> Prompt:
Repeat all of the material exactly as given.

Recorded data
— Begin —
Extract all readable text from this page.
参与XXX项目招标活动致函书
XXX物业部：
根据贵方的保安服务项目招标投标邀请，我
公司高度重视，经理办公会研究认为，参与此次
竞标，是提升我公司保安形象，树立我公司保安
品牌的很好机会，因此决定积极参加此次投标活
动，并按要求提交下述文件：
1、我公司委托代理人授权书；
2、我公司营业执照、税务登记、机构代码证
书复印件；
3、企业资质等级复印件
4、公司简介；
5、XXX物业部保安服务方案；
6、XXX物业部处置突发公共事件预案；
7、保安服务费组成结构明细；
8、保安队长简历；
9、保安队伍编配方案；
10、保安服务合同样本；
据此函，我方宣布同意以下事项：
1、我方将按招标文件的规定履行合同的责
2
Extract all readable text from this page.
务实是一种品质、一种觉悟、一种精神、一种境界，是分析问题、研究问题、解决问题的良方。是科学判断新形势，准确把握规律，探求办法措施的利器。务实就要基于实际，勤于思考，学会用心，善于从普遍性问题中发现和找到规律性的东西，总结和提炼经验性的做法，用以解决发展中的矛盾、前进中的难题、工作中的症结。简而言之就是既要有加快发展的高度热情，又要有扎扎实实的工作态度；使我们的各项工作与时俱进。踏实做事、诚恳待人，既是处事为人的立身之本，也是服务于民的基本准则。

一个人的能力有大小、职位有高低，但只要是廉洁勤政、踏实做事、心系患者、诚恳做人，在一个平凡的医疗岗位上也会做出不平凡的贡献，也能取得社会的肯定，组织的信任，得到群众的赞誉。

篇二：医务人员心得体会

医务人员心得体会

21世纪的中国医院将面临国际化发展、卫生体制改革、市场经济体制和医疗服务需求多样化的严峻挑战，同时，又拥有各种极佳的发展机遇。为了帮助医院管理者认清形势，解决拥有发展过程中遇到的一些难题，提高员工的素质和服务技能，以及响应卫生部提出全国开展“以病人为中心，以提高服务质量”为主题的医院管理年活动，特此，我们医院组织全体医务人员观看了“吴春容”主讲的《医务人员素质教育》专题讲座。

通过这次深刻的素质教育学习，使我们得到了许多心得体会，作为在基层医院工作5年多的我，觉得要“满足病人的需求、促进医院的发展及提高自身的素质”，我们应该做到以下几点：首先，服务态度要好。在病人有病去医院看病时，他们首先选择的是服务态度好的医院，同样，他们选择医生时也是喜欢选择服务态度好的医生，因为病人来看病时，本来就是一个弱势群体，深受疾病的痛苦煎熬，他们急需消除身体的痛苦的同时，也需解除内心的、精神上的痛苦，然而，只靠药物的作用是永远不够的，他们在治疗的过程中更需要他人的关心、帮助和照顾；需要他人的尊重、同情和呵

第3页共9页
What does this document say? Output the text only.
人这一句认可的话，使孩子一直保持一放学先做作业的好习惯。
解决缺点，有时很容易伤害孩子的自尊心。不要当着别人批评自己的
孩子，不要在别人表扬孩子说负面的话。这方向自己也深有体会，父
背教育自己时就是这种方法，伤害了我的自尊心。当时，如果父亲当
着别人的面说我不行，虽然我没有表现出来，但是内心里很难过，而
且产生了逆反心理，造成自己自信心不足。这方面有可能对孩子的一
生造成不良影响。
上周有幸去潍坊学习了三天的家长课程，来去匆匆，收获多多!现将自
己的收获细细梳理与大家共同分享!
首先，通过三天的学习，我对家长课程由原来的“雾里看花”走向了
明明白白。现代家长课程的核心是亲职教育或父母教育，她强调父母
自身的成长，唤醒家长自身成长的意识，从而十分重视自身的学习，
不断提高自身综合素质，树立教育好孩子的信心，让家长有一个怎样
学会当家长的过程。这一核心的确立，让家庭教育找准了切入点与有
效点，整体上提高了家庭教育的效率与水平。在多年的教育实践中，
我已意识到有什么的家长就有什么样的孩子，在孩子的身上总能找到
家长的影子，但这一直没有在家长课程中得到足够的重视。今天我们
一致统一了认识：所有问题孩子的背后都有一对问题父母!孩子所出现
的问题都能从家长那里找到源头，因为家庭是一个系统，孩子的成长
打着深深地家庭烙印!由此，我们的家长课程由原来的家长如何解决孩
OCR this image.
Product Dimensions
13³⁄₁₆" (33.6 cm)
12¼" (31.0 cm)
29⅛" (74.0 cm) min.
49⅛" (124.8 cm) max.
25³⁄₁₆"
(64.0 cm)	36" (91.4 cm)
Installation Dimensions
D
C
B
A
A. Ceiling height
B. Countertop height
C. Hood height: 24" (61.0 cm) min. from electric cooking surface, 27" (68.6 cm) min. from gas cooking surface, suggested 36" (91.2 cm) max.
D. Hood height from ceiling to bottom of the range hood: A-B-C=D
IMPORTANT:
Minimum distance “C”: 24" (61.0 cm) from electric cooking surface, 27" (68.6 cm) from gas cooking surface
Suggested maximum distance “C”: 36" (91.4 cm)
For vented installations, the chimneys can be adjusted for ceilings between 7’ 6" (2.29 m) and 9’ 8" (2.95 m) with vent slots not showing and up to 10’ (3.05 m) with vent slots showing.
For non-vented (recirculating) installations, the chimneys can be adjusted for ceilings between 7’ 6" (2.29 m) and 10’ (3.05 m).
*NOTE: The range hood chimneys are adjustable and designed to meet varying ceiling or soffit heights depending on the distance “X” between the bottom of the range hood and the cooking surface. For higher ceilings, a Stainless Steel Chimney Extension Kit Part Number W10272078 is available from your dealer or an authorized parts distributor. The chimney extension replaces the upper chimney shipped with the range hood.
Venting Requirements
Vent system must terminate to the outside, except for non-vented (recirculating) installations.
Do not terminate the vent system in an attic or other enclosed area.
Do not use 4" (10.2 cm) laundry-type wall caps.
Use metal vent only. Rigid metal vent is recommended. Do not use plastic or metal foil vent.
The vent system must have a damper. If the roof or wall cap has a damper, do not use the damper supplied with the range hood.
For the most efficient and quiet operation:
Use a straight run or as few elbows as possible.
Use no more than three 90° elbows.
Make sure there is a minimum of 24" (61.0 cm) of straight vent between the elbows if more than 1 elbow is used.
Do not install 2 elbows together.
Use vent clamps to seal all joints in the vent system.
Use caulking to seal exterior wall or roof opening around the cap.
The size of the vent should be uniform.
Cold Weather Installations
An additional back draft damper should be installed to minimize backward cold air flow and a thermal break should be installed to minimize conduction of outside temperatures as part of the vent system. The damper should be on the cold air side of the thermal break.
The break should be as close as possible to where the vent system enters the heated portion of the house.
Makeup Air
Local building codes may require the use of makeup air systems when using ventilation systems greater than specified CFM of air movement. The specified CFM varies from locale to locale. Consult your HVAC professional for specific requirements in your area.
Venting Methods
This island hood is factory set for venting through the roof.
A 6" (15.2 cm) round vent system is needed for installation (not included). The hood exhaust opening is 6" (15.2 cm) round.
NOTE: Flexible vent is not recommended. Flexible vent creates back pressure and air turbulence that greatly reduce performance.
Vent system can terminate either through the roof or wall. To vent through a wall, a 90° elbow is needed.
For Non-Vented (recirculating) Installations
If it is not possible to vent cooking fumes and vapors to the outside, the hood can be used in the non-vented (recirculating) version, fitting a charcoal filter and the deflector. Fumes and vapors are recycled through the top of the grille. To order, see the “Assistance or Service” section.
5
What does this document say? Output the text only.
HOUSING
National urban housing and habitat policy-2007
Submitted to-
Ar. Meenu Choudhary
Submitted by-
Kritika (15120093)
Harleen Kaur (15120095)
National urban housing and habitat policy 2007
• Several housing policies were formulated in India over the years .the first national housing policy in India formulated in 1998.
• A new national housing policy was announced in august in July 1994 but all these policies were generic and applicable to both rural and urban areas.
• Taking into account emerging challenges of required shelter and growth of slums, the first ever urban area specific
— End —
> Final result:
Extract all readable text from this page.
参与XXX项目招标活动致函书
XXX物业部：
根据贵方的保安服务项目招标投标邀请，我
公司高度重视，经理办公会研究认为，参与此次
竞标，是提升我公司保安形象，树立我公司保安
品牌的很好机会，因此决定积极参加此次投标活
动，并按要求提交下述文件：
1、我公司委托代理人授权书；
2、我公司营业执照、税务登记、机构代码证
书复印件；
3、企业资质等级复印件
4、公司简介；
5、XXX物业部保安服务方案；
6、XXX物业部处置突发公共事件预案；
7、保安服务费组成结构明细；
8、保安队长简历；
9、保安队伍编配方案；
10、保安服务合同样本；
据此函，我方宣布同意以下事项：
1、我方将按招标文件的规定履行合同的责
2
Extract all readable text from this page.
务实是一种品质、一种觉悟、一种精神、一种境界，是分析问题、研究问题、解决问题的良方。是科学判断新形势，准确把握规律，探求办法措施的利器。务实就要基于实际，勤于思考，学会用心，善于从普遍性问题中发现和找到规律性的东西，总结和提炼经验性的做法，用以解决发展中的矛盾、前进中的难题、工作中的症结。简而言之就是既要有加快发展的高度热情，又要有扎扎实实的工作态度；使我们的各项工作与时俱进。踏实做事、诚恳待人，既是处事为人的立身之本，也是服务于民的基本准则。

一个人的能力有大小、职位有高低，但只要是廉洁勤政、踏实做事、心系患者、诚恳做人，在一个平凡的医疗岗位上也会做出不平凡的贡献，也能取得社会的肯定，组织的信任，得到群众的赞誉。

篇二：医务人员心得体会

医务人员心得体会

21世纪的中国医院将面临国际化发展、卫生体制改革、市场经济体制和医疗服务需求多样化的严峻挑战，同时，又拥有各种极佳的发展机遇。为了帮助医院管理者认清形势，解决拥有发展过程中遇到的一些难题，提高员工的素质和服务技能，以及响应卫生部提出全国开展“以病人为中心，以提高服务质量”为主题的医院管理年活动，特此，我们医院组织全体医务人员观看了“吴春容”主讲的《医务人员素质教育》专题讲座。

通过这次深刻的素质教育学习，使我们得到了许多心得体会，作为在基层医院工作5年多的我，觉得要“满足病人的需求、促进医院的发展及提高自身的素质”，我们应该做到以下几点：首先，服务态度要好。在病人有病去医院看病时，他们首先选择的是服务态度好的医院，同样，他们选择医生时也是喜欢选择服务态度好的医生，因为病人来看病时，本来就是一个弱势群体，深受疾病的痛苦煎熬，他们急需消除身体的痛苦的同时，也需解除内心的、精神上的痛苦，然而，只靠药物的作用是永远不够的，他们在治疗的过程中更需要他人的关心、帮助和照顾；需要他人的尊重、同情和呵

第3页共9页
What does this document say? Output the text only.
人这一句认可的话，使孩子一直保持一放学先做作业的好习惯。
解决缺点，有时很容易伤害孩子的自尊心。不要当着别人批评自己的
孩子，不要在别人表扬孩子说负面的话。这方向自己也深有体会，父
背教育自己时就是这种方法，伤害了我的自尊心。当时，如果父亲当
着别人的面说我不行，虽然我没有表现出来，但是内心里很难过，而
且产生了逆反心理，造成自己自信心不足。这方面有可能对孩子的一
生造成不良影响。
上周有幸去潍坊学习了三天的家长课程，来去匆匆，收获多多!现将自
己的收获细细梳理与大家共同分享!
首先，通过三天的学习，我对家长课程由原来的“雾里看花”走向了
明明白白。现代家长课程的核心是亲职教育或父母教育，她强调父母
自身的成长，唤醒家长自身成长的意识，从而十分重视自身的学习，
不断提高自身综合素质，树立教育好孩子的信心，让家长有一个怎样
学会当家长的过程。这一核心的确立，让家庭教育找准了切入点与有
效点，整体上提高了家庭教育的效率与水平。在多年的教育实践中，
我已意识到有什么的家长就有什么样的孩子，在孩子的身上总能找到
家长的影子，但这一直没有在家长课程中得到足够的重视。今天我们
一致统一了认识：所有问题孩子的背后都有一对问题父母!孩子所出现
的问题都能从家长那里找到源头，因为家庭是一个系统，孩子的成长
打着深深地家庭烙印!由此，我们的家长课程由原来的家长如何解决孩
OCR this image.
Product Dimensions
13³⁄₁₆" (33.6 cm)
12¼" (31.0 cm)
29⅛" (74.0 cm) min.
49⅛" (124.8 cm) max.
25³⁄₁₆"
(64.0 cm)	36" (91.4 cm)
Installation Dimensions
D
C
B
A
A. Ceiling height
B. Countertop height
C. Hood height: 24" (61.0 cm) min. from electric cooking surface, 27" (68.6 cm) min. from gas cooking surface, suggested 36" (91.2 cm) max.
D. Hood height from ceiling to bottom of the range hood: A-B-C=D
IMPORTANT:
Minimum distance “C”: 24" (61.0 cm) from electric cooking surface, 27" (68.6 cm) from gas cooking surface
Suggested maximum distance “C”: 36" (91.4 cm)
For vented installations, the chimneys can be adjusted for ceilings between 7’ 6" (2.29 m) and 9’ 8" (2.95 m) with vent slots not showing and up to 10’ (3.05 m) with vent slots showing.
For non-vented (recirculating) installations, the chimneys can be adjusted for ceilings between 7’ 6" (2.29 m) and 10’ (3.05 m).
*NOTE: The range hood chimneys are adjustable and designed to meet varying ceiling or soffit heights depending on the distance “X” between the bottom of the range hood and the cooking surface. For higher ceilings, a Stainless Steel Chimney Extension Kit Part Number W10272078 is available from your dealer or an authorized parts distributor. The chimney extension replaces the upper chimney shipped with the range hood.
Venting Requirements
Vent system must terminate to the outside, except for non-vented (recirculating) installations.
Do not terminate the vent system in an attic or other enclosed area.
Do not use 4" (10.2 cm) laundry-type wall caps.
Use metal vent only. Rigid metal vent is recommended. Do not use plastic or metal foil vent.
The vent system must have a damper. If the roof or wall cap has a damper, do not use the damper supplied with the range hood.
For the most efficient and quiet operation:
Use a straight run or as few elbows as possible.
Use no more than three 90° elbows.
Make sure there is a minimum of 24" (61.0 cm) of straight vent between the elbows if more than 1 elbow is used.
Do not install 2 elbows together.
Use vent clamps to seal all joints in the vent system.
Use caulking to seal exterior wall or roof opening around the cap.
The size of the vent should be uniform.
Cold Weather Installations
An additional back draft damper should be installed to minimize backward cold air flow and a thermal break should be installed to minimize conduction of outside temperatures as part of the vent system. The damper should be on the cold air side of the thermal break.
The break should be as close as possible to where the vent system enters the heated portion of the house.
Makeup Air
Local building codes may require the use of makeup air systems when using ventilation systems greater than specified CFM of air movement. The specified CFM varies from locale to locale. Consult your HVAC professional for specific requirements in your area.
Venting Methods
This island hood is factory set for venting through the roof.
A 6" (15.2 cm) round vent system is needed for installation (not included). The hood exhaust opening is 6" (15.2 cm) round.
NOTE: Flexible vent is not recommended. Flexible vent creates back pressure and air turbulence that greatly reduce performance.
Vent system can terminate either through the roof or wall. To vent through a wall, a 90° elbow is needed.
For Non-Vented (recirculating) Installations
If it is not possible to vent cooking fumes and vapors to the outside, the hood can be used in the non-vented (recirculating) version, fitting a charcoal filter and the deflector. Fumes and vapors are recycled through the top of the grille. To order, see the “Assistance or Service” section.
5
What does this document say? Output the text only.
HOUSING
National urban housing and habitat policy-2007
Submitted to-
Ar. Meenu Choudhary
Submitted by-
Kritika (15120093)
Harleen Kaur (15120095)
National urban housing and habitat policy 2007
• Several housing policies were formulated in India over the years .the first national housing policy in India formulated in 1998.
• A new national housing policy was announced in august in July 1994 but all these policies were generic and applicable to both rural and urban areas.
• Taking into account emerging challenges of required shelter and growth of slums, the first ever urban area specific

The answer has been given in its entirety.